GIVEN EXERCISE –
From the listing below, pull each line that includes "will".

Stored records:
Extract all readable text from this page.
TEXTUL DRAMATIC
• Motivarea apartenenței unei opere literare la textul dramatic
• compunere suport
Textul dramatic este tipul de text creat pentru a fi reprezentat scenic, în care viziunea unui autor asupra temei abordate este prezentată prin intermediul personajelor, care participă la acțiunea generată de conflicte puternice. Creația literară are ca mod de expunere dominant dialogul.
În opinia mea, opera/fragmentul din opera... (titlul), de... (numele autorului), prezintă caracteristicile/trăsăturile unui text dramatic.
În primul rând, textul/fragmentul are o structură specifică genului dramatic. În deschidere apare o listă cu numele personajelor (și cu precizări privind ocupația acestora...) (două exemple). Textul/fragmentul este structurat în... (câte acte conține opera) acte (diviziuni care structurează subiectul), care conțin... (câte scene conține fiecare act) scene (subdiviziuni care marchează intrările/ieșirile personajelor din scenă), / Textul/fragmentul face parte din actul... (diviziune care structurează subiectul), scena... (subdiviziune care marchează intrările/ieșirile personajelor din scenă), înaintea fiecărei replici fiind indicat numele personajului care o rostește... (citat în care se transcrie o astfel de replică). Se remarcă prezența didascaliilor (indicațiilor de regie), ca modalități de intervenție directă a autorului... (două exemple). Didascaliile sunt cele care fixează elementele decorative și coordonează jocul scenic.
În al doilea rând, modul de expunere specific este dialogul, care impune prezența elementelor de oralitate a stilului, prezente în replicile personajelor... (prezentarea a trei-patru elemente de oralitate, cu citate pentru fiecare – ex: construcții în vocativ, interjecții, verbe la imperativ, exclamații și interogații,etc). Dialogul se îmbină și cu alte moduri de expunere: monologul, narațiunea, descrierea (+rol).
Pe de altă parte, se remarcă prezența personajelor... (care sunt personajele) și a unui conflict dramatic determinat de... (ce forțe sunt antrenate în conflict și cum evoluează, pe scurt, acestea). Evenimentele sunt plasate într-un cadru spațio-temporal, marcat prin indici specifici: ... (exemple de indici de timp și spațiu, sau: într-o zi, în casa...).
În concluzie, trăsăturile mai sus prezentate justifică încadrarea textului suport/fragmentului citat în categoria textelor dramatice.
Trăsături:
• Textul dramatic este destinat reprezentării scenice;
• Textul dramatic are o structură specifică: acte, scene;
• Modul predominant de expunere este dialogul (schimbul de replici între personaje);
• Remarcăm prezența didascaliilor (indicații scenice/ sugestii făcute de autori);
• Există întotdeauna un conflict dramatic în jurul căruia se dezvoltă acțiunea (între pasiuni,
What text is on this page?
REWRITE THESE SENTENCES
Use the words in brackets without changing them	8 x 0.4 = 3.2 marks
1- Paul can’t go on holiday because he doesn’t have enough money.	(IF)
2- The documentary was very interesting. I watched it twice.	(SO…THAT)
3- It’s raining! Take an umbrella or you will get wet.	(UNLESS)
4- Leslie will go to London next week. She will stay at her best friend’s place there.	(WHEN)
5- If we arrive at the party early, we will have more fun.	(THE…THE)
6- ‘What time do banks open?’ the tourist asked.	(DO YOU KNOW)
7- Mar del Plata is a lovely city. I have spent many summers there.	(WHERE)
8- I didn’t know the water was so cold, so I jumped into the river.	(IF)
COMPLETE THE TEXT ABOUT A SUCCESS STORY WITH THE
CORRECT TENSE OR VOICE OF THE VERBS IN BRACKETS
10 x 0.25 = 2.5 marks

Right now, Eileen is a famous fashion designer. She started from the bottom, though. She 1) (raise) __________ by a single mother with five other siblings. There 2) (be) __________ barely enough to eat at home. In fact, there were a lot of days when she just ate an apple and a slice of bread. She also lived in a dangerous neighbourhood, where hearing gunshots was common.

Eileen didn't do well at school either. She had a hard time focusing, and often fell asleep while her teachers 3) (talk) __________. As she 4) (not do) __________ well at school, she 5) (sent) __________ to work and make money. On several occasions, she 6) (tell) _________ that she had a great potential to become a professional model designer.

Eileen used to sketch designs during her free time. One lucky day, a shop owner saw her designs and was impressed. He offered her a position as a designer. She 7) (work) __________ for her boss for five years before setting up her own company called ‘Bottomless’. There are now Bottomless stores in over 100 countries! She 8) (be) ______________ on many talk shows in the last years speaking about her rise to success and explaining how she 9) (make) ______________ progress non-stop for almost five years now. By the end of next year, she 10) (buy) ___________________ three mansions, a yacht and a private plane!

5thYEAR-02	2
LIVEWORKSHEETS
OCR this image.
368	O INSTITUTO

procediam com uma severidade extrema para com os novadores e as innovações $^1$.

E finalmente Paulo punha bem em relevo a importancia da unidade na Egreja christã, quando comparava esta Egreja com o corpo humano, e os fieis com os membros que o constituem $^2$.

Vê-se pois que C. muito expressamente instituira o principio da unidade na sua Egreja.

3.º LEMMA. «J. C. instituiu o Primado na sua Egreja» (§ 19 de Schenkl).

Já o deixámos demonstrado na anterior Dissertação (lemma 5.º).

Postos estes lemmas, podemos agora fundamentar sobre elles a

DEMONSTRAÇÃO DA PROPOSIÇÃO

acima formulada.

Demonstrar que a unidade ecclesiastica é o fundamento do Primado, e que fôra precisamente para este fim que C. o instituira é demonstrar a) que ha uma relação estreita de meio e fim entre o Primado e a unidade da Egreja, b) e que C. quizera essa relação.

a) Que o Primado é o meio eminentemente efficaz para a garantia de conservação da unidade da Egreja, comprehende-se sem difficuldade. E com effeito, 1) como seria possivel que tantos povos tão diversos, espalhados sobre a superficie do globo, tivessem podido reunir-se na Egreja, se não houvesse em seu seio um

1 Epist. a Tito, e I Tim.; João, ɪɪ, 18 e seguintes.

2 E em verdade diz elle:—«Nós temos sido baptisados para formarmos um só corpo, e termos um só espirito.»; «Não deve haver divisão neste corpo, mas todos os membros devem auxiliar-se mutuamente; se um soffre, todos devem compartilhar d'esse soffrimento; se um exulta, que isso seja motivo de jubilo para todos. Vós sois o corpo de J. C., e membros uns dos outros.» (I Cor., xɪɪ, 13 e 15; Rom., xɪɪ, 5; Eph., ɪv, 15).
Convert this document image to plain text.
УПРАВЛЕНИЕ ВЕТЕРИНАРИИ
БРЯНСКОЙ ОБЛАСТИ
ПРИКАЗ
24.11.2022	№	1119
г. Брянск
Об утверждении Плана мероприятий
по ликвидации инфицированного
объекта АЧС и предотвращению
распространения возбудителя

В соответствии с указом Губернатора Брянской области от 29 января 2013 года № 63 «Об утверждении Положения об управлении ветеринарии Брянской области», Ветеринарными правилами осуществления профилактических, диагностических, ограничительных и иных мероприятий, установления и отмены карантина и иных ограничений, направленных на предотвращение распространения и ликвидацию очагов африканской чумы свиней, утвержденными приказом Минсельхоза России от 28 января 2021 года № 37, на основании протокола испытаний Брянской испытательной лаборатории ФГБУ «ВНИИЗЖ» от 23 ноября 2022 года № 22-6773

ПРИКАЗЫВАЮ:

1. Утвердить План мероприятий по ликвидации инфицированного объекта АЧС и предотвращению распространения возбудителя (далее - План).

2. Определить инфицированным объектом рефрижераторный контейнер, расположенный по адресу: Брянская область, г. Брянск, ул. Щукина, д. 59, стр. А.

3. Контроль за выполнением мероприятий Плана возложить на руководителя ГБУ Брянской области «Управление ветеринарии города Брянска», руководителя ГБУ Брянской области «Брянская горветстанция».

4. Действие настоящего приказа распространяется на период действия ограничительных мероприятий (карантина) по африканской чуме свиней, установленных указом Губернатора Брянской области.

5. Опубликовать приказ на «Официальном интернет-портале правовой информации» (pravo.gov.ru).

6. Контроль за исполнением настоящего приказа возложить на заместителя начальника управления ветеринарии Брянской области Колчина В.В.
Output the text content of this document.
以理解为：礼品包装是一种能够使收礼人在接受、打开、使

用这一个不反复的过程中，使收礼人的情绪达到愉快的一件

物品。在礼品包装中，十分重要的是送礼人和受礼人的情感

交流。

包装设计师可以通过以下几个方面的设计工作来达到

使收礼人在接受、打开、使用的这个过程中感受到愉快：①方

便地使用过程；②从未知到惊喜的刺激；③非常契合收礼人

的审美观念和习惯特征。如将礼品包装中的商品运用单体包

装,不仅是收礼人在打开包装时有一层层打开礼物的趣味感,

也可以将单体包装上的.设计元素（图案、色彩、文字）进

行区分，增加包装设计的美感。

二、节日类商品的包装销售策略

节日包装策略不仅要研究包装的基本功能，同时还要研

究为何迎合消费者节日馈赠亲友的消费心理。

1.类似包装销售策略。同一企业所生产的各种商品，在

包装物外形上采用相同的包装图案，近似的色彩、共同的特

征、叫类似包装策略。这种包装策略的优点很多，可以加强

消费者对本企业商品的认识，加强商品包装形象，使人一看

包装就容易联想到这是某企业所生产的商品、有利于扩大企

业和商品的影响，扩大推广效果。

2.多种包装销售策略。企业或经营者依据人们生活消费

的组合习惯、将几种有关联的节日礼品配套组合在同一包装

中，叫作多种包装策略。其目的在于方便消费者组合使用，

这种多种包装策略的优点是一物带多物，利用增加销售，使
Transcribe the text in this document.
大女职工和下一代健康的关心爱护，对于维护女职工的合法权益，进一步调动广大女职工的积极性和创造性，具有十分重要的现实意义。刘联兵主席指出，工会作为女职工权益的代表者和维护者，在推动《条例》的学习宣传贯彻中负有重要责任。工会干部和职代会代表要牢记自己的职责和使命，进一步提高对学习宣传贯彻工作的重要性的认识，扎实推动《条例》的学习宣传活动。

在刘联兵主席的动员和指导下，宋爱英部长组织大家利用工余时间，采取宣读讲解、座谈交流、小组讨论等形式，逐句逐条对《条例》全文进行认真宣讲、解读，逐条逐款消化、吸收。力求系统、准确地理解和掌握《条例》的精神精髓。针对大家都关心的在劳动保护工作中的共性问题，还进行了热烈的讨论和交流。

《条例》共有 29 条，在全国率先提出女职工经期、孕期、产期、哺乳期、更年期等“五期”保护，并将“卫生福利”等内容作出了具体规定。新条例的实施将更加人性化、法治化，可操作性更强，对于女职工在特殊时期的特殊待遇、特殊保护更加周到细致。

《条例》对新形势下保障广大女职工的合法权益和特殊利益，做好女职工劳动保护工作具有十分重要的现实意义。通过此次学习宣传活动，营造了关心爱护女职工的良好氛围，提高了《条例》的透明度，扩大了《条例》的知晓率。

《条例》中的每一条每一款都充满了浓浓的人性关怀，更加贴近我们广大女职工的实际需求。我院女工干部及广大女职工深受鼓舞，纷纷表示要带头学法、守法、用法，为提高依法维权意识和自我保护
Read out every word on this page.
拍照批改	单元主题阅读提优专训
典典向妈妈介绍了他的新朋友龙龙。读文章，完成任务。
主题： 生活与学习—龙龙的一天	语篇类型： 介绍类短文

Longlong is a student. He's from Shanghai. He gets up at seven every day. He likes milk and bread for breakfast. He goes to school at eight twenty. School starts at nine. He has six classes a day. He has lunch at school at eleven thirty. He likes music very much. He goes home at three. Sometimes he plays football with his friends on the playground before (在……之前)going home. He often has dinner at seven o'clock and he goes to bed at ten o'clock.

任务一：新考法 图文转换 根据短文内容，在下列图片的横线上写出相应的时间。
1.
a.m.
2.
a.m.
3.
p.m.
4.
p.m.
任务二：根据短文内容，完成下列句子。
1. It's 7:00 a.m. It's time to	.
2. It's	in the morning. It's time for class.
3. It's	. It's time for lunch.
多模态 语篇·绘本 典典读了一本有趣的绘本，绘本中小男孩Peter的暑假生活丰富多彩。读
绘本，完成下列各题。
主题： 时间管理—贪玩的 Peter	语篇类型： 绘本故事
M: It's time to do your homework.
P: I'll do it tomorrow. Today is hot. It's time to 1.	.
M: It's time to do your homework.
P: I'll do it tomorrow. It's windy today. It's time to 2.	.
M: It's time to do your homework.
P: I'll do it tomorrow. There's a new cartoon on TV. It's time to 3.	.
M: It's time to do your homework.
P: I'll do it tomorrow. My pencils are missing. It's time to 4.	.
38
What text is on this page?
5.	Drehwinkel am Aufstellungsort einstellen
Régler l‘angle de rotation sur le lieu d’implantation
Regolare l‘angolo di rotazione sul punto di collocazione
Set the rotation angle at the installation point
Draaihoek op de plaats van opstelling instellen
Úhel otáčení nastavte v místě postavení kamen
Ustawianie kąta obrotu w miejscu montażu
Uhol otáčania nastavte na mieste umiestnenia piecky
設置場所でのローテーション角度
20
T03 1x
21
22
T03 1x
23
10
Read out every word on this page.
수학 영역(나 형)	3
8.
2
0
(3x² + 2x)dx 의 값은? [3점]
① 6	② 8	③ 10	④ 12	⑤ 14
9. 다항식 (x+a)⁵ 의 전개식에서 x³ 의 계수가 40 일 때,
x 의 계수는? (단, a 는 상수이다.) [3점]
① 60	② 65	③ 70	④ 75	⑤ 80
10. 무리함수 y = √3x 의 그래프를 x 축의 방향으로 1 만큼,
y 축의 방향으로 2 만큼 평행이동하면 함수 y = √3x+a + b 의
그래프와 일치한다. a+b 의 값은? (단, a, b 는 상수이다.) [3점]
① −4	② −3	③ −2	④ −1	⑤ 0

REPLY TO THE EXERCISE –
3- It’s raining! Take an umbrella or you will get wet.	(UNLESS)
4- Leslie will go to London next week. She will stay at her best friend’s place there.	(WHEN)
5- If we arrive at the party early, we will have more fun.	(THE…THE)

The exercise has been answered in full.